**What you have to do:**
Each entry must be reproduced precisely as it stands.

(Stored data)

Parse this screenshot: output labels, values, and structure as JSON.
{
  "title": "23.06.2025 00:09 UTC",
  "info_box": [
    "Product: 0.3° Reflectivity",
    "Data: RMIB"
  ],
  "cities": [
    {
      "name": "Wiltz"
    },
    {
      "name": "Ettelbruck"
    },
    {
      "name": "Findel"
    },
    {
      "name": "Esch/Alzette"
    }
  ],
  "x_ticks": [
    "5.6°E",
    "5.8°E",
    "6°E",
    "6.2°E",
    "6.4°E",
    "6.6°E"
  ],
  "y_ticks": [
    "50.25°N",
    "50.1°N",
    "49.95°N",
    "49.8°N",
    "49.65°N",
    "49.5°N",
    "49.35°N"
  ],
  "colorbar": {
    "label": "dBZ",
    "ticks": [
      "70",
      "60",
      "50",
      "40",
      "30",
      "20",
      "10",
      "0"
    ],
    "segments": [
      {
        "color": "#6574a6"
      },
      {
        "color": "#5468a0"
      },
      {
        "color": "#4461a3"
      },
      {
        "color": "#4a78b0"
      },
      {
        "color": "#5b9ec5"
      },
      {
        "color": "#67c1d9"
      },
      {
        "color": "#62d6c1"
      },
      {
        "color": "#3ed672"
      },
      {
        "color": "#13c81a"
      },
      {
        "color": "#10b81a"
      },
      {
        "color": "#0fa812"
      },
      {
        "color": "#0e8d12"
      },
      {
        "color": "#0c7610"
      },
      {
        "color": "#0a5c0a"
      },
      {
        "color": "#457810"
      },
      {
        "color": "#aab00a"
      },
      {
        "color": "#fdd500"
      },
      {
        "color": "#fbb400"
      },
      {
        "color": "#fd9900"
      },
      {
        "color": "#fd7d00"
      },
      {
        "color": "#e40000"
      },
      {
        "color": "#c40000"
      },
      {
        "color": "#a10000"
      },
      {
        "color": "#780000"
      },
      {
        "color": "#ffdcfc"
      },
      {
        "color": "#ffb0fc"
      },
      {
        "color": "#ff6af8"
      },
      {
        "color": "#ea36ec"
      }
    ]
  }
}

**Output of the task:**
Parse this screenshot: output labels, values, and structure as JSON.
{
  "title": "23.06.2025 00:09 UTC",
  "info_box": [
    "Product: 0.3° Reflectivity",
    "Data: RMIB"
  ],
  "cities": [
    {
      "name": "Wiltz"
    },
    {
      "name": "Ettelbruck"
    },
    {
      "name": "Findel"
    },
    {
      "name": "Esch/Alzette"
    }
  ],
  "x_ticks": [
    "5.6°E",
    "5.8°E",
    "6°E",
    "6.2°E",
    "6.4°E",
    "6.6°E"
  ],
  "y_ticks": [
    "50.25°N",
    "50.1°N",
    "49.95°N",
    "49.8°N",
    "49.65°N",
    "49.5°N",
    "49.35°N"
  ],
  "colorbar": {
    "label": "dBZ",
    "ticks": [
      "70",
      "60",
      "50",
      "40",
      "30",
      "20",
      "10",
      "0"
    ],
    "segments": [
      {
        "color": "#6574a6"
      },
      {
        "color": "#5468a0"
      },
      {
        "color": "#4461a3"
      },
      {
        "color": "#4a78b0"
      },
      {
        "color": "#5b9ec5"
      },
      {
        "color": "#67c1d9"
      },
      {
        "color": "#62d6c1"
      },
      {
        "color": "#3ed672"
      },
      {
        "color": "#13c81a"
      },
      {
        "color": "#10b81a"
      },
      {
        "color": "#0fa812"
      },
      {
        "color": "#0e8d12"
      },
      {
        "color": "#0c7610"
      },
      {
        "color": "#0a5c0a"
      },
      {
        "color": "#457810"
      },
      {
        "color": "#aab00a"
      },
      {
        "color": "#fdd500"
      },
      {
        "color": "#fbb400"
      },
      {
        "color": "#fd9900"
      },
      {
        "color": "#fd7d00"
      },
      {
        "color": "#e40000"
      },
      {
        "color": "#c40000"
      },
      {
        "color": "#a10000"
      },
      {
        "color": "#780000"
      },
      {
        "color": "#ffdcfc"
      },
      {
        "color": "#ffb0fc"
      },
      {
        "color": "#ff6af8"
      },
      {
        "color": "#ea36ec"
      }
    ]
  }
}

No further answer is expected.